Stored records
** START **
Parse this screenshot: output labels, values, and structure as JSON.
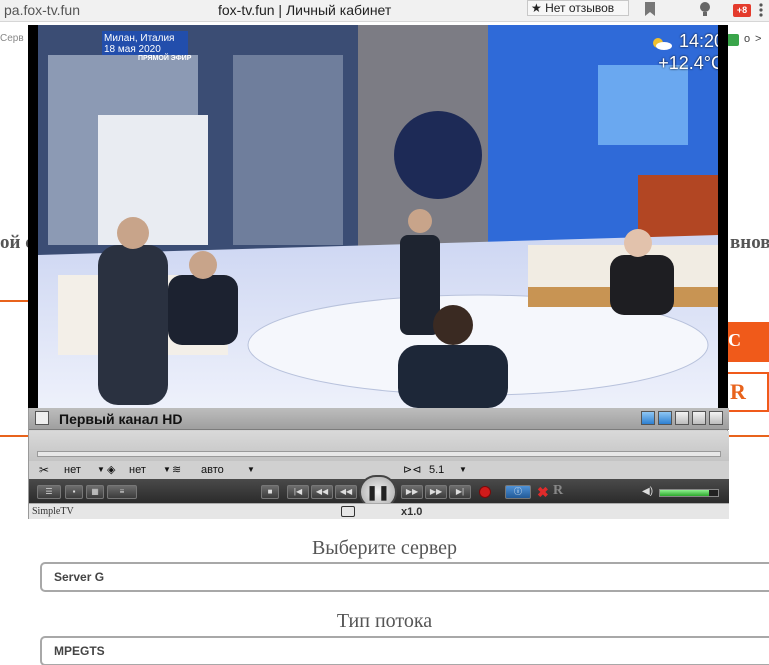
{
  "browser": {
    "url": "pa.fox-tv.fun",
    "window_title": "fox-tv.fun | Личный кабинет",
    "reviews_button": "★ Нет отзывов",
    "badge_count": "+8",
    "bookmarks_left_fragment": "Серв",
    "bookmarks_right_fragment": "o",
    "bookmarks_right_arrow": ">"
  },
  "background_page": {
    "left_text_fragment": "ой с",
    "right_text_fragment": "вновн",
    "orange_block_1": "С",
    "orange_block_2": "R"
  },
  "video": {
    "overlay_location_line1": "Милан, Италия",
    "overlay_location_line2": "18 мая 2020",
    "overlay_live": "ПРЯМОЙ ЭФИР",
    "overlay_time": "14:20",
    "overlay_temperature": "+12.4°C"
  },
  "player": {
    "channel_title": "Первый канал HD",
    "subtitle_value": "нет",
    "audio_value": "нет",
    "aspect_value": "авто",
    "sound_channels": "5.1",
    "speed": "x1.0",
    "brand": "SimpleTV",
    "volume_level": 0.85
  },
  "form": {
    "server_label": "Выберите сервер",
    "server_value": "Server G",
    "stream_label": "Тип потока",
    "stream_value": "MPEGTS"
  }
}
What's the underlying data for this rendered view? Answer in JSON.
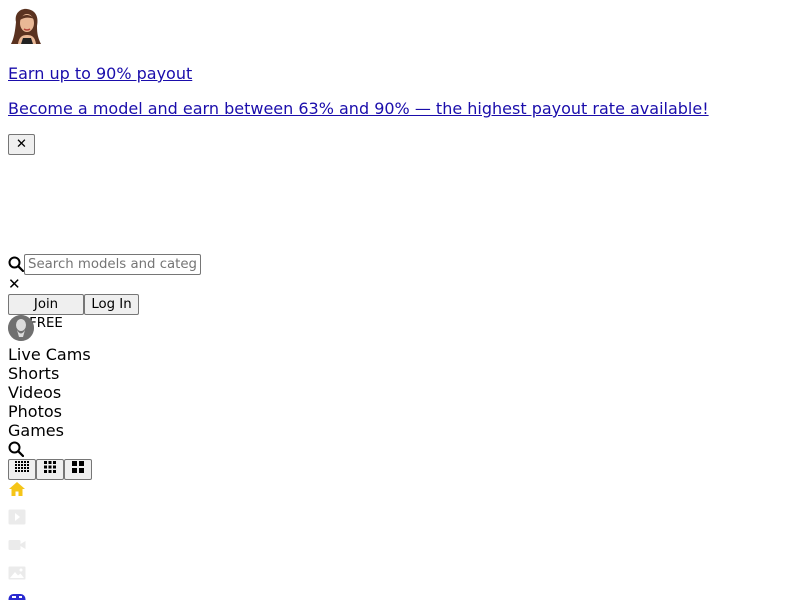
{
  "promo": {
    "headline": "Earn up to 90% payout",
    "subtext": "Become a model and earn between 63% and 90% — the highest payout rate available!",
    "close_label": "✕"
  },
  "search": {
    "placeholder": "Search models and categories",
    "clear_label": "✕"
  },
  "auth": {
    "join_label": "Join FREE",
    "login_label": "Log In"
  },
  "nav": {
    "items": [
      {
        "label": "Live Cams"
      },
      {
        "label": "Shorts"
      },
      {
        "label": "Videos"
      },
      {
        "label": "Photos"
      },
      {
        "label": "Games"
      }
    ]
  },
  "view_toggles": [
    {
      "icon": "grid-small-icon"
    },
    {
      "icon": "grid-medium-icon"
    },
    {
      "icon": "grid-large-icon"
    }
  ],
  "sidebar_icons": [
    {
      "icon": "home-icon",
      "color": "#f5c518"
    },
    {
      "icon": "play-icon",
      "color": "#e8e8e8"
    },
    {
      "icon": "camera-icon",
      "color": "#e8e8e8"
    },
    {
      "icon": "image-icon",
      "color": "#e8e8e8"
    },
    {
      "icon": "gamepad-icon",
      "color": "#2a2ad0"
    }
  ],
  "colors": {
    "link": "#1a0dab",
    "accent": "#f5c518"
  }
}
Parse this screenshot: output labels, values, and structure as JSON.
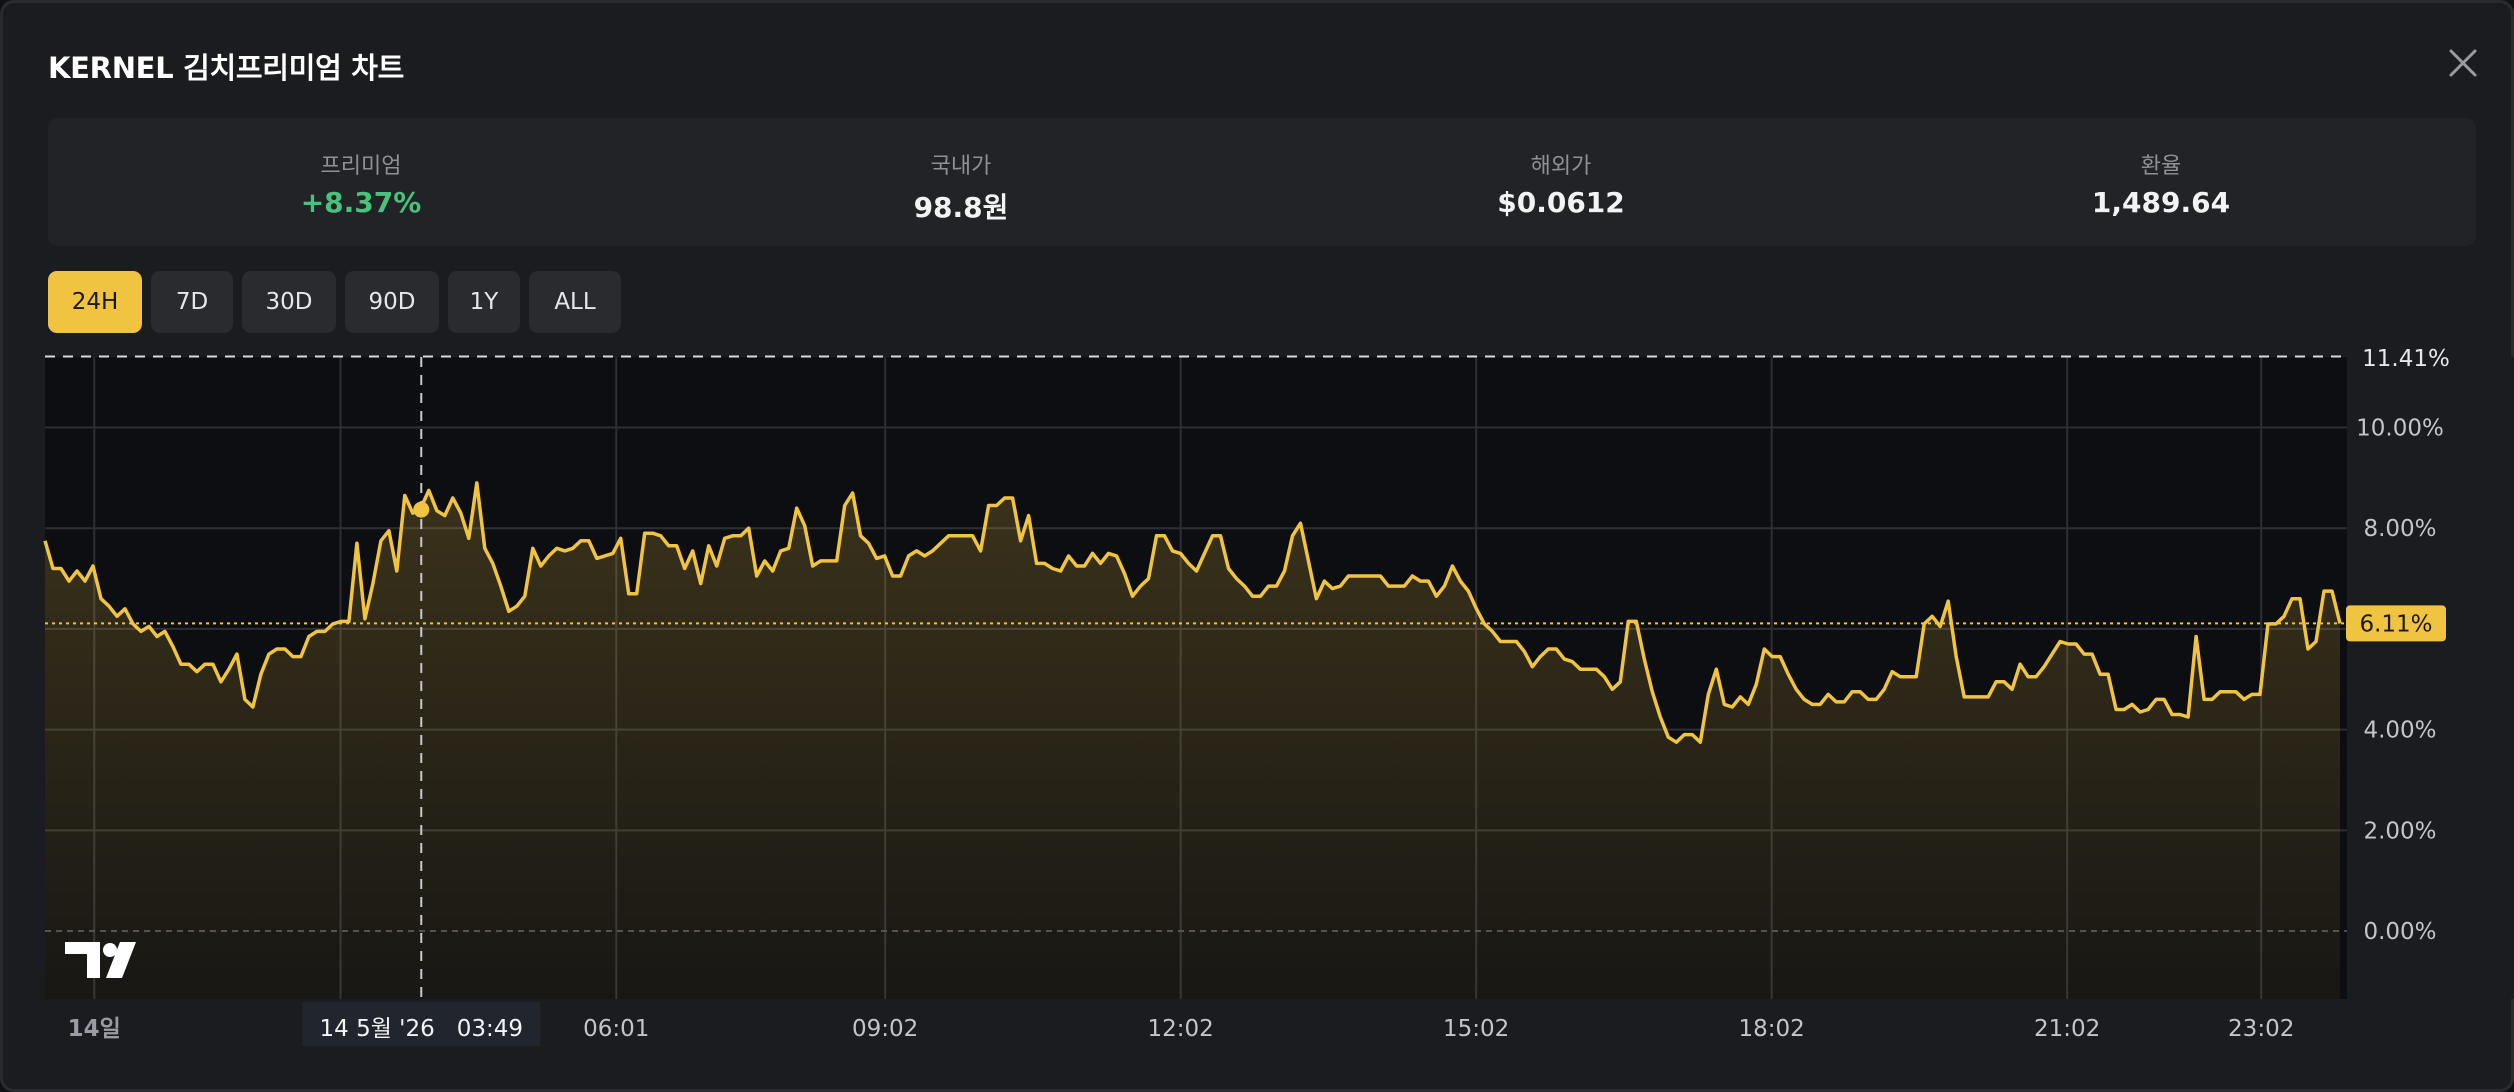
{
  "header": {
    "title": "KERNEL 김치프리미엄 차트"
  },
  "stats": [
    {
      "label": "프리미엄",
      "value": "+8.37%",
      "color": "#49c27a"
    },
    {
      "label": "국내가",
      "value": "98.8원",
      "color": "#f2f3f5"
    },
    {
      "label": "해외가",
      "value": "$0.0612",
      "color": "#f2f3f5"
    },
    {
      "label": "환율",
      "value": "1,489.64",
      "color": "#f2f3f5"
    }
  ],
  "tabs": [
    {
      "label": "24H",
      "active": true
    },
    {
      "label": "7D",
      "active": false
    },
    {
      "label": "30D",
      "active": false
    },
    {
      "label": "90D",
      "active": false
    },
    {
      "label": "1Y",
      "active": false
    },
    {
      "label": "ALL",
      "active": false
    }
  ],
  "chart_data": {
    "type": "area",
    "x_tick_labels": [
      "14일",
      "06:01",
      "09:02",
      "12:02",
      "15:02",
      "18:02",
      "21:02",
      "23:02"
    ],
    "y_tick_labels": [
      "0.00%",
      "2.00%",
      "4.00%",
      "6.00%",
      "8.00%",
      "10.00%"
    ],
    "ylim": [
      -1.35,
      11.4
    ],
    "max_label": "11.41%",
    "max_value": 11.41,
    "last_label": "6.11%",
    "last_value": 6.11,
    "crosshair": {
      "time_label": "14 5월 '26   03:49",
      "x_hours": 3.82,
      "value": 8.37
    },
    "x_hours": [
      0,
      23.3
    ],
    "line_color": "#f0c341",
    "values": [
      7.75,
      7.2,
      7.2,
      6.95,
      7.15,
      6.95,
      7.25,
      6.6,
      6.45,
      6.25,
      6.4,
      6.1,
      5.95,
      6.05,
      5.85,
      5.95,
      5.65,
      5.3,
      5.3,
      5.15,
      5.3,
      5.3,
      4.95,
      5.2,
      5.5,
      4.6,
      4.45,
      5.1,
      5.5,
      5.6,
      5.6,
      5.45,
      5.45,
      5.85,
      5.95,
      5.95,
      6.1,
      6.15,
      6.15,
      7.7,
      6.2,
      6.9,
      7.75,
      7.95,
      7.15,
      8.65,
      8.3,
      8.4,
      8.75,
      8.35,
      8.25,
      8.6,
      8.3,
      7.8,
      8.9,
      7.6,
      7.3,
      6.85,
      6.35,
      6.45,
      6.65,
      7.6,
      7.25,
      7.45,
      7.6,
      7.55,
      7.6,
      7.75,
      7.75,
      7.4,
      7.45,
      7.5,
      7.8,
      6.7,
      6.7,
      7.9,
      7.9,
      7.85,
      7.65,
      7.65,
      7.2,
      7.55,
      6.9,
      7.65,
      7.25,
      7.8,
      7.85,
      7.85,
      8.0,
      7.05,
      7.35,
      7.15,
      7.55,
      7.6,
      8.4,
      8.05,
      7.25,
      7.35,
      7.35,
      7.35,
      8.45,
      8.7,
      7.85,
      7.7,
      7.4,
      7.45,
      7.05,
      7.05,
      7.45,
      7.55,
      7.45,
      7.55,
      7.7,
      7.85,
      7.85,
      7.85,
      7.85,
      7.55,
      8.45,
      8.45,
      8.6,
      8.6,
      7.75,
      8.25,
      7.3,
      7.3,
      7.2,
      7.15,
      7.45,
      7.25,
      7.25,
      7.5,
      7.3,
      7.5,
      7.45,
      7.1,
      6.65,
      6.85,
      7.0,
      7.85,
      7.85,
      7.55,
      7.5,
      7.3,
      7.15,
      7.5,
      7.85,
      7.85,
      7.2,
      7.0,
      6.85,
      6.65,
      6.65,
      6.85,
      6.85,
      7.15,
      7.85,
      8.1,
      7.35,
      6.6,
      6.95,
      6.8,
      6.85,
      7.05,
      7.05,
      7.05,
      7.05,
      7.05,
      6.85,
      6.85,
      6.85,
      7.05,
      6.95,
      6.95,
      6.65,
      6.85,
      7.25,
      6.95,
      6.75,
      6.4,
      6.1,
      5.95,
      5.75,
      5.75,
      5.75,
      5.55,
      5.25,
      5.45,
      5.6,
      5.6,
      5.4,
      5.35,
      5.2,
      5.2,
      5.2,
      5.05,
      4.8,
      4.95,
      6.15,
      6.15,
      5.4,
      4.75,
      4.25,
      3.85,
      3.75,
      3.9,
      3.9,
      3.75,
      4.7,
      5.2,
      4.5,
      4.45,
      4.65,
      4.5,
      4.9,
      5.6,
      5.45,
      5.45,
      5.1,
      4.8,
      4.6,
      4.5,
      4.5,
      4.7,
      4.55,
      4.55,
      4.75,
      4.75,
      4.6,
      4.6,
      4.8,
      5.15,
      5.05,
      5.05,
      5.05,
      6.1,
      6.25,
      6.05,
      6.55,
      5.45,
      4.65,
      4.65,
      4.65,
      4.65,
      4.95,
      4.95,
      4.8,
      5.3,
      5.05,
      5.05,
      5.25,
      5.5,
      5.75,
      5.7,
      5.7,
      5.5,
      5.5,
      5.1,
      5.1,
      4.4,
      4.4,
      4.5,
      4.35,
      4.4,
      4.6,
      4.6,
      4.3,
      4.3,
      4.25,
      5.85,
      4.6,
      4.6,
      4.75,
      4.75,
      4.75,
      4.6,
      4.7,
      4.7,
      6.1,
      6.1,
      6.25,
      6.6,
      6.6,
      5.6,
      5.75,
      6.75,
      6.75,
      6.11
    ]
  }
}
** END **
Required work> Extract all lines that hold the word "payout".

Solution below>
    "headline": "Earn up to 90% payout",
    "subtext": "Become a model and earn between 63% and 90% — the highest payout rate available!",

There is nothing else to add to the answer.